-- start Input --

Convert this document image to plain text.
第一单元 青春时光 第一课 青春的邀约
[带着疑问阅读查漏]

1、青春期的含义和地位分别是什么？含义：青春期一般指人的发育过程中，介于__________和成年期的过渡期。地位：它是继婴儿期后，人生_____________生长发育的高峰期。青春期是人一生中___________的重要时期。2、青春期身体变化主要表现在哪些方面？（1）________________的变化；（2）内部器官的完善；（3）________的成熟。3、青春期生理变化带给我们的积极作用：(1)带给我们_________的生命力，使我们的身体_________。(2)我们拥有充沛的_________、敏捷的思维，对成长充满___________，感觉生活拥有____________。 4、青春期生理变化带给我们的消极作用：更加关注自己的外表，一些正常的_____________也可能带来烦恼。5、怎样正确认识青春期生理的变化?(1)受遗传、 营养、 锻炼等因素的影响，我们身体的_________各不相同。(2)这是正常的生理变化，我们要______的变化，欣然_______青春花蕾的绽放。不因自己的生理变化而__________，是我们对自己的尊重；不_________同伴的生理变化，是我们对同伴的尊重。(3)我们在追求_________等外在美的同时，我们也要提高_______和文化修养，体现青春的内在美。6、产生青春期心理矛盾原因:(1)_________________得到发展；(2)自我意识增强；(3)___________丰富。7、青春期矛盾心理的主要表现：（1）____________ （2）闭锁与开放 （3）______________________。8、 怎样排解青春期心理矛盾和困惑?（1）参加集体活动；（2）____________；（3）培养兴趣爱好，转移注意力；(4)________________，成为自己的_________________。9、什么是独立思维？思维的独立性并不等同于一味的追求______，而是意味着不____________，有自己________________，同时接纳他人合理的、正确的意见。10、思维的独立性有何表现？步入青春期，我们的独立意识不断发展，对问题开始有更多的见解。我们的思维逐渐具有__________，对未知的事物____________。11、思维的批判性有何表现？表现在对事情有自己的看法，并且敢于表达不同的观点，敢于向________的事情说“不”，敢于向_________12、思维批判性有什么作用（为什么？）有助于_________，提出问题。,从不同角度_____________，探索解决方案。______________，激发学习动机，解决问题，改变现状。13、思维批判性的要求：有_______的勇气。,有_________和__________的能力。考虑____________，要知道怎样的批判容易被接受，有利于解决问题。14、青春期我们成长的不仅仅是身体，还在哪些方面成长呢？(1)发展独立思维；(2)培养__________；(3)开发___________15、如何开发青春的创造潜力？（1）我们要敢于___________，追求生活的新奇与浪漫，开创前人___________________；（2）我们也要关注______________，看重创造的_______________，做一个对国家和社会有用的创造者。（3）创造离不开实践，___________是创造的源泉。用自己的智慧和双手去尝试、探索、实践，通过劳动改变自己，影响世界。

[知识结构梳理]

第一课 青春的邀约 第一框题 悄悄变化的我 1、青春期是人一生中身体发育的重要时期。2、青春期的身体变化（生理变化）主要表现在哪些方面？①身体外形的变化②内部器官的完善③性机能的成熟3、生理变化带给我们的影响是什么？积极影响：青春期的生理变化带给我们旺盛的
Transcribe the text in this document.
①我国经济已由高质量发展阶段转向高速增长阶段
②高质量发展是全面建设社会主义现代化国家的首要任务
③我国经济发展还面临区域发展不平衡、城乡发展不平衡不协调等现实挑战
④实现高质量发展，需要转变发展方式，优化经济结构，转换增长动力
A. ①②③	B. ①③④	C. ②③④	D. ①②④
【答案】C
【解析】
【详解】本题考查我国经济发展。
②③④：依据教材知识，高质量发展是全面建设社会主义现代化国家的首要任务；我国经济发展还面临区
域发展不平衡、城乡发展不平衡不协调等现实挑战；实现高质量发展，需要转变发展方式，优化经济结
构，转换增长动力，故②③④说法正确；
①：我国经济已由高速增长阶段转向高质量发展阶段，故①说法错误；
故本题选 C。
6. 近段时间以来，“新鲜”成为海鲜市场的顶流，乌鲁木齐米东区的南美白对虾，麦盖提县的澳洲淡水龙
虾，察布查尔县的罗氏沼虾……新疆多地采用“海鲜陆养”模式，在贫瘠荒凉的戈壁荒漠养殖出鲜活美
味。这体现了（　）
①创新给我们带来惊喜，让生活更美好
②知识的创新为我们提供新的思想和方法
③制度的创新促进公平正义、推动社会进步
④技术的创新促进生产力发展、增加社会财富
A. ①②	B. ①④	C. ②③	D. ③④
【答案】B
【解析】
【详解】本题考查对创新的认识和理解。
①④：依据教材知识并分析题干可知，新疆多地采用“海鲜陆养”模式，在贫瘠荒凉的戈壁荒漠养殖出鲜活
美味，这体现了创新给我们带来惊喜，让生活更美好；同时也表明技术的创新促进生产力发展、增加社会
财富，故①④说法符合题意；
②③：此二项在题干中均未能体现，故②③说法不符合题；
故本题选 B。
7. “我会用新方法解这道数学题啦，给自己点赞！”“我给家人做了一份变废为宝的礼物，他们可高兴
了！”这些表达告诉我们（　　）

-- end Input --

**Objective:** Look over the records above and copy each line that includes the string "text".

**Result:**
Convert this document image to plain text.
Transcribe the text in this document.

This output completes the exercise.